[Dataset entries]
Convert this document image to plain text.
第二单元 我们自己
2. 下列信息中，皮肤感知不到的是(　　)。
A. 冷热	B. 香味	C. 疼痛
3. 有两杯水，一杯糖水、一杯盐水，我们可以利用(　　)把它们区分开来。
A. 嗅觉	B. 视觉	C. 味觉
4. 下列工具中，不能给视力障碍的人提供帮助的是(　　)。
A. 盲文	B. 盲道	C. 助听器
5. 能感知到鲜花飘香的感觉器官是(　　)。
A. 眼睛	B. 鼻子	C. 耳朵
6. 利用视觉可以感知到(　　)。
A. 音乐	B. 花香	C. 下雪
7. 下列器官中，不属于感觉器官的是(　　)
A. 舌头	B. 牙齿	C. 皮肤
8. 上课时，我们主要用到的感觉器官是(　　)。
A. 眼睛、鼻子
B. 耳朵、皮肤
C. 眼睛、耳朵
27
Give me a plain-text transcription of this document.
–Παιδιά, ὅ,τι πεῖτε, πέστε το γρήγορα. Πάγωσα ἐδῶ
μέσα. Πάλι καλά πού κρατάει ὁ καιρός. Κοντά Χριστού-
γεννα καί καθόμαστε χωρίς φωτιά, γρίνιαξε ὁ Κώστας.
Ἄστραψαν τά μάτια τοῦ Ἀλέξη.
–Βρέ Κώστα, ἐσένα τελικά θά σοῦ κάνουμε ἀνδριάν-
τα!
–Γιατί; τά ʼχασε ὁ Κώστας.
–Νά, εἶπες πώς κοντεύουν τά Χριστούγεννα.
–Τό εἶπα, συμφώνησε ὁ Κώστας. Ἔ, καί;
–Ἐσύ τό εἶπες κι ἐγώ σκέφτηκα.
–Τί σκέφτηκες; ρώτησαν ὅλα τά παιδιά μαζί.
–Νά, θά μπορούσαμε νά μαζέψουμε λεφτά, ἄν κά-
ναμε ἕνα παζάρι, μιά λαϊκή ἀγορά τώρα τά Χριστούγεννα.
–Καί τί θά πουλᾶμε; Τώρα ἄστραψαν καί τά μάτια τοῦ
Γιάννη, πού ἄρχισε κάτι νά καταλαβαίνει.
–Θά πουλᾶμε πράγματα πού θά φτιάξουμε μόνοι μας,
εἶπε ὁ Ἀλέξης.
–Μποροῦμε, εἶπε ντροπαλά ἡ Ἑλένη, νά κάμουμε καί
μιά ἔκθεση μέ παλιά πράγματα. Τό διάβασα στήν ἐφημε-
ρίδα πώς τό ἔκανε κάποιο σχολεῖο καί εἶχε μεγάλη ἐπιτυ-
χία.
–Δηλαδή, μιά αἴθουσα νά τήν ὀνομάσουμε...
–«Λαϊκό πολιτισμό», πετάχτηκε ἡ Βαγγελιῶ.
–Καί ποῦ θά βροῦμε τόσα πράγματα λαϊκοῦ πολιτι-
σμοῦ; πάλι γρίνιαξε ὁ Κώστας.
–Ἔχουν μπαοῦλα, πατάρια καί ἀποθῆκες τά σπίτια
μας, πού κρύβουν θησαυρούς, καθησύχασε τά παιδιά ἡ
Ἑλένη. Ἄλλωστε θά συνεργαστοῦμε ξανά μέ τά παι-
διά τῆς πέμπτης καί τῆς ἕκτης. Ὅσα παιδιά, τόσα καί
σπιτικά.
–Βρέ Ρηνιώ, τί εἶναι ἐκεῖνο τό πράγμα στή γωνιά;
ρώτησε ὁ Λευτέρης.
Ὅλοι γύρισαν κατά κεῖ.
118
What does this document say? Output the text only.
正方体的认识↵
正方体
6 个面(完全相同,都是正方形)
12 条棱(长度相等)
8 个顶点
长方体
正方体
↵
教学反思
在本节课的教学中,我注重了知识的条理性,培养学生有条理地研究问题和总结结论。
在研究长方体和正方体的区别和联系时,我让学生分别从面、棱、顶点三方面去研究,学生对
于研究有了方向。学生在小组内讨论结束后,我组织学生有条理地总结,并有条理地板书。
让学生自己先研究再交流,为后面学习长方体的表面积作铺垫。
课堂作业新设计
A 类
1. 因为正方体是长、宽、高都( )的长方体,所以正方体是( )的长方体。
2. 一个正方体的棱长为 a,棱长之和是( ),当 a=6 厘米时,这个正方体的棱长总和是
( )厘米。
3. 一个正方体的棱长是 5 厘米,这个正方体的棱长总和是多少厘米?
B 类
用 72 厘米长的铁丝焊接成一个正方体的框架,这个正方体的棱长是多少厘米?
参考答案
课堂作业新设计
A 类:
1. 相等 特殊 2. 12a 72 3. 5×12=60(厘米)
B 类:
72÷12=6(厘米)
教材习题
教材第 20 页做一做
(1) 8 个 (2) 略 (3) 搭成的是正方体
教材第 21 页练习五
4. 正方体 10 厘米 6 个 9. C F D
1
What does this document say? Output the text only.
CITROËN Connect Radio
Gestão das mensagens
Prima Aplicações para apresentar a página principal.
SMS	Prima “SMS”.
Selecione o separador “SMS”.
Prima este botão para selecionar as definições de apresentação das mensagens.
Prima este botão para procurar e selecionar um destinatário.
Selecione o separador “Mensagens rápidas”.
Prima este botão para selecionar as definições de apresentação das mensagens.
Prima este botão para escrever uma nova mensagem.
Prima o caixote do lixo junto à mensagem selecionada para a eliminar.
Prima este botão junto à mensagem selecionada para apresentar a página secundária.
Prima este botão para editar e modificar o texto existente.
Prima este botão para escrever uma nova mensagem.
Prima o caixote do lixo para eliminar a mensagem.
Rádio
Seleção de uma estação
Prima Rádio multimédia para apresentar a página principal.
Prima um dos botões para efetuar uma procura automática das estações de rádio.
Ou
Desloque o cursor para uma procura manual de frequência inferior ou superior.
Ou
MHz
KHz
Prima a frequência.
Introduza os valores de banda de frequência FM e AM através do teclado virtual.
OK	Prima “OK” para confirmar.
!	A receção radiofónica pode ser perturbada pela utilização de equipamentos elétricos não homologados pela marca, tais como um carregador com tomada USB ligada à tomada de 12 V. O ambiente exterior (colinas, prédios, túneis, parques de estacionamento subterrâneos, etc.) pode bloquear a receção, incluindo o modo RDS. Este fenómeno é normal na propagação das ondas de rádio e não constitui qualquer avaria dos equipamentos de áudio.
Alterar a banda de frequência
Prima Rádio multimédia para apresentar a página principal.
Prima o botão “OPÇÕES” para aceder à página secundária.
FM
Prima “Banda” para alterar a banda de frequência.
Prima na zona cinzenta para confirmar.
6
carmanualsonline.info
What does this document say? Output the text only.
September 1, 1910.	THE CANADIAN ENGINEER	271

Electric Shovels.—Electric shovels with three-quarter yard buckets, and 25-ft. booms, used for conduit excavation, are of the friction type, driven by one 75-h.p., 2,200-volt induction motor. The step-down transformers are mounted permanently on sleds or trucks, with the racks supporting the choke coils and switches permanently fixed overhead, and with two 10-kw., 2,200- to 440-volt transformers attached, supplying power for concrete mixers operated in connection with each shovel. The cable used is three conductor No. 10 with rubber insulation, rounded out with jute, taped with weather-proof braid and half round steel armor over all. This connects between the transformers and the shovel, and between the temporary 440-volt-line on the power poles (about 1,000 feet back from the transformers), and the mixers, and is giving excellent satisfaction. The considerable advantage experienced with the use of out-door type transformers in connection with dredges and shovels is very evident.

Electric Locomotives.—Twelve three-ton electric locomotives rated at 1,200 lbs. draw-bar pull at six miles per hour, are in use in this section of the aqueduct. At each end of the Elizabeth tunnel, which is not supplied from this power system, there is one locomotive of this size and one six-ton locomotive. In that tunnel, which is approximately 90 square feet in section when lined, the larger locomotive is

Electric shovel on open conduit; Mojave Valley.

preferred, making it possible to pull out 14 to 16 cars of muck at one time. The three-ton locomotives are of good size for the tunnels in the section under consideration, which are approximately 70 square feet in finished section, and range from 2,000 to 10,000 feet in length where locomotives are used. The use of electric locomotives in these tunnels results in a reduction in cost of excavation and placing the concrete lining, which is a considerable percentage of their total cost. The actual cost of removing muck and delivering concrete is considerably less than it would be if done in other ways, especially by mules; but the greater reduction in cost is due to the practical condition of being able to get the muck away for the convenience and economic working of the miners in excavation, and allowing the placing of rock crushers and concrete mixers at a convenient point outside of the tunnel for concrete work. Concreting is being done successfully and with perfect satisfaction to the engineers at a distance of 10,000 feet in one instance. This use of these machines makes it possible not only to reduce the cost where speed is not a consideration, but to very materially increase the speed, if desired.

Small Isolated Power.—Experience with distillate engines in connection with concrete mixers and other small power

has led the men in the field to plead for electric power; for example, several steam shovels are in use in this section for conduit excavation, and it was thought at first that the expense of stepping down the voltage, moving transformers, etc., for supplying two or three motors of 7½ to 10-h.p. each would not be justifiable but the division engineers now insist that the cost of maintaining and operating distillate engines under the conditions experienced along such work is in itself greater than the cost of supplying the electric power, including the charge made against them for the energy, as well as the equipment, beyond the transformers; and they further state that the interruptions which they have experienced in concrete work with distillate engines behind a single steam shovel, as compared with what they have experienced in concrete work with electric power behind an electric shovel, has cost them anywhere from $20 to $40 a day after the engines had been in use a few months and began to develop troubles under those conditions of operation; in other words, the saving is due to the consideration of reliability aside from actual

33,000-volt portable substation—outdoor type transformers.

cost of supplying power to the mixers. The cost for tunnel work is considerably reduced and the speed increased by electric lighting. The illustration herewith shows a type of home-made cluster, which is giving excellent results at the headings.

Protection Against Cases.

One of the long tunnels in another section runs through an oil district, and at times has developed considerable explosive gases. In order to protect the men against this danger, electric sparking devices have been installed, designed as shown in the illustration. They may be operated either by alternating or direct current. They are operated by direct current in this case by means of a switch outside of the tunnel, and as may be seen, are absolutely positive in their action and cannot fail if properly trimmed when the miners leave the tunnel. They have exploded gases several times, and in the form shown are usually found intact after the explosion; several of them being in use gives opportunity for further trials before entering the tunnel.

> [Written request]:
Filter the data for the string "botão" and copy every line that has it.

> [Response to this task]:
Prima este botão para selecionar as definições de apresentação das mensagens.
Prima este botão para procurar e selecionar um destinatário.
Prima este botão para selecionar as definições de apresentação das mensagens.
Prima este botão para escrever uma nova mensagem.
Prima este botão junto à mensagem selecionada para apresentar a página secundária.
Prima este botão para editar e modificar o texto existente.
Prima este botão para escrever uma nova mensagem.
Prima o botão “OPÇÕES” para aceder à página secundária.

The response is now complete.